» Given passage:
>>>
Still, the fact the BirdieBall putting mat isn’t a deep, dark green like every other putting mat can concern a first-timer.
“People have been so conditioned,” adds Katie. “We’re the only company replicating an accurate roll but people don’t see carpet or a turf-like product when they open our box so they’re initially shocked and don’t understand how this could act anything like a natural putting surface.”
Despite that, BirdieBall has a less than one-percent return rate largely due to the fact its customers tend to be more serious golfers.
“A lot of the ‘it’s just foam’ complaints come from people who just want something that looks the part of a putting green, not something that could help take strokes off their game,” says Katie. “That’s a different customer. They just want something that looks cool.”
Rocky Mountain High or Get Out of Denver?
2020 was a very good year for BirdieBall. Sales exploded by 200 percent for the Evergreen, Colo., company. But often success brings unintended consequences.
“We’re growing so fast we may have to move out of the mountains,” says Breaker. “We have a super-nice facility in a beautiful part of the country but we’re literally working on top of one another. We may have to move somewhere flatter where we can get more space.”
The COVID pandemic surely turbocharged BirdieBall’s growth. And while tripling the business obviously isn’t sustainable, Breaker says sales are still riding in the fast lane.
“We did all our December sales on Black Friday,” says Breaker. “Starting Dec. 1, we didn’t promise anything for Christmas. It was all pre-order that we said we’d ship by Jan. 30. Nothing slowed down. Orders kept coming in and they’re still coming in. We had to take 10 days off. We just couldn’t keep our foot on that gas that hard. Everyone got nice bonuses but you’re just tired. It’s exhausting.”
<<<
» What you should do: According to the BirdieBall passage, by how much did the company's sales grow in 2020? The data that follows comes from a separate source.

» Source information:
>>>
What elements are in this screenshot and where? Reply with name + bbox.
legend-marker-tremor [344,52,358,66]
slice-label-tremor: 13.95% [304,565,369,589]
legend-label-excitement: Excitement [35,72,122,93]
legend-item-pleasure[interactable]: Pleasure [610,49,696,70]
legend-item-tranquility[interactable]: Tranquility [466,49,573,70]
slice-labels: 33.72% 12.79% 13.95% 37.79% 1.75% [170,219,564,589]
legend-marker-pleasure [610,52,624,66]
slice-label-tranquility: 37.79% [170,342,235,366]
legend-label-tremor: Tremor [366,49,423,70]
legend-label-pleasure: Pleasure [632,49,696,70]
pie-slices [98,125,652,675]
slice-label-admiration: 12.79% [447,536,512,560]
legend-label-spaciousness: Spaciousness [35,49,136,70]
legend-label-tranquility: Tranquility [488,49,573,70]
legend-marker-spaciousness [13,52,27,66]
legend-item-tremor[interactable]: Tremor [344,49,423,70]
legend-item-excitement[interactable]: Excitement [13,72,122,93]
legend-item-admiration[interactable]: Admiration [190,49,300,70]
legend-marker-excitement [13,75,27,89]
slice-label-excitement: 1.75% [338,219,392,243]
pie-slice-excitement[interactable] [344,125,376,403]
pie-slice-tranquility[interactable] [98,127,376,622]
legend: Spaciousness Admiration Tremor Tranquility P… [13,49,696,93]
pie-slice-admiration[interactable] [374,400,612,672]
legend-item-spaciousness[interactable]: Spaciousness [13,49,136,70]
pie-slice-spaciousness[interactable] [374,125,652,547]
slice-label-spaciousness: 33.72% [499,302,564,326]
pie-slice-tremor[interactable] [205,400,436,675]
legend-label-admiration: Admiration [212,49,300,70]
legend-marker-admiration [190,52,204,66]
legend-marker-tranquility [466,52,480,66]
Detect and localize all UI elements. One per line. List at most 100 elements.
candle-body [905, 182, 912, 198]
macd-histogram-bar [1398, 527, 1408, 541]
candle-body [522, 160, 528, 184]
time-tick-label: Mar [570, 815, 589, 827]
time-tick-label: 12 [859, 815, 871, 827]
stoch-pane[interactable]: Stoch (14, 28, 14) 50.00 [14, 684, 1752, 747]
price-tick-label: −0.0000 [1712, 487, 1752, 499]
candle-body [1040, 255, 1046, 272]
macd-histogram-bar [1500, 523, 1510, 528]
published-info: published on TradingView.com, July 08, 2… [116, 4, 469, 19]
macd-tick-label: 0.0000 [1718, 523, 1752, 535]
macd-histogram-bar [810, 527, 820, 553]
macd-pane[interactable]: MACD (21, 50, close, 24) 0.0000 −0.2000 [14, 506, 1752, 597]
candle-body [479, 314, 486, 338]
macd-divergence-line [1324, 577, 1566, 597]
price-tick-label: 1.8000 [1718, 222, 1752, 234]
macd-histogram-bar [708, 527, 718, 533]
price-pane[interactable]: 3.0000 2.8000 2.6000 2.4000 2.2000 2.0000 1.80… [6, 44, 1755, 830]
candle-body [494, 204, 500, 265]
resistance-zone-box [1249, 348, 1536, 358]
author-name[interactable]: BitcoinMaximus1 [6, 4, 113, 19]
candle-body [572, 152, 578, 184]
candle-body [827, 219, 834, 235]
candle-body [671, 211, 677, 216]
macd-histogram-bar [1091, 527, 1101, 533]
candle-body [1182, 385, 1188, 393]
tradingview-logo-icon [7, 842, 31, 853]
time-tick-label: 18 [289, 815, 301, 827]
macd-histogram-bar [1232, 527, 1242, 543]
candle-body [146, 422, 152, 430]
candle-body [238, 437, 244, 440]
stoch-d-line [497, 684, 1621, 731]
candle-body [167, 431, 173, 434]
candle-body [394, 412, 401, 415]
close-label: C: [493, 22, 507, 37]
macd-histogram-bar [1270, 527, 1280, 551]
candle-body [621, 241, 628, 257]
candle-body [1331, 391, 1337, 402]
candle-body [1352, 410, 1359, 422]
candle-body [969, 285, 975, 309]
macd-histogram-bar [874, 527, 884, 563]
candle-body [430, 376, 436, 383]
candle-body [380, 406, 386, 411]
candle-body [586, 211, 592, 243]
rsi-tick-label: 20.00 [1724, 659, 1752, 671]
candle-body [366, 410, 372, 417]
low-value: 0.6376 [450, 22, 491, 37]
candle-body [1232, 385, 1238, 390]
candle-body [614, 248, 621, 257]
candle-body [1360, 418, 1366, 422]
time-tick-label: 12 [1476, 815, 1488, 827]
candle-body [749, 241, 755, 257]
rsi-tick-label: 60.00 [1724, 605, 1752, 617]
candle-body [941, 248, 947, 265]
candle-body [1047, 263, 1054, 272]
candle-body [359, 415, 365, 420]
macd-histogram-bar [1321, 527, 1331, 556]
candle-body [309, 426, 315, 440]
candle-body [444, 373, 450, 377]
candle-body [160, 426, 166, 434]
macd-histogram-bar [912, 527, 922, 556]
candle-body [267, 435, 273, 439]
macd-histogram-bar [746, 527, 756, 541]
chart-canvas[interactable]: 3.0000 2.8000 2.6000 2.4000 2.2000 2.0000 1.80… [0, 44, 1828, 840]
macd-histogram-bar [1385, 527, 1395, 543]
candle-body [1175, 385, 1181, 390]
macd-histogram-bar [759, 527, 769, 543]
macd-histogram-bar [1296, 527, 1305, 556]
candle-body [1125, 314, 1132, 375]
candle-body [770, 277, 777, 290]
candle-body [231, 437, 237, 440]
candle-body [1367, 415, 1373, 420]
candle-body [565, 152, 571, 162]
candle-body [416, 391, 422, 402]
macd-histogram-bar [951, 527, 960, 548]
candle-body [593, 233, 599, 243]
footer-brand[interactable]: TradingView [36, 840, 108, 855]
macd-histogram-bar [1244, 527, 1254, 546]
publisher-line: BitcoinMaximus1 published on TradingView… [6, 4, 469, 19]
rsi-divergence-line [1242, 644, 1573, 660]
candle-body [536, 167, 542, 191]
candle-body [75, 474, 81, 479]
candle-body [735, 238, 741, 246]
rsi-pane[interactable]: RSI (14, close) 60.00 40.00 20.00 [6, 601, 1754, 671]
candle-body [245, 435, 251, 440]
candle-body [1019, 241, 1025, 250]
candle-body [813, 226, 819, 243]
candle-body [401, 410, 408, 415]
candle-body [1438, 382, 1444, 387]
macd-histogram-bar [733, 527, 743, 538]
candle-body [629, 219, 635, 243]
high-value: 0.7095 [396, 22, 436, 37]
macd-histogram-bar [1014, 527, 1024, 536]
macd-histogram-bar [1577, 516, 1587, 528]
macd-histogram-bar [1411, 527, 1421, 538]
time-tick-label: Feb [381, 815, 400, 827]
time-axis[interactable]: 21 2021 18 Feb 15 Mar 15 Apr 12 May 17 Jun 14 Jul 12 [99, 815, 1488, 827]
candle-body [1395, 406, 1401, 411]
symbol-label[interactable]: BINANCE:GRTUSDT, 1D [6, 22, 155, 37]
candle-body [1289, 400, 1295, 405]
<<<
» Exercise solution: They grew by 200 percent.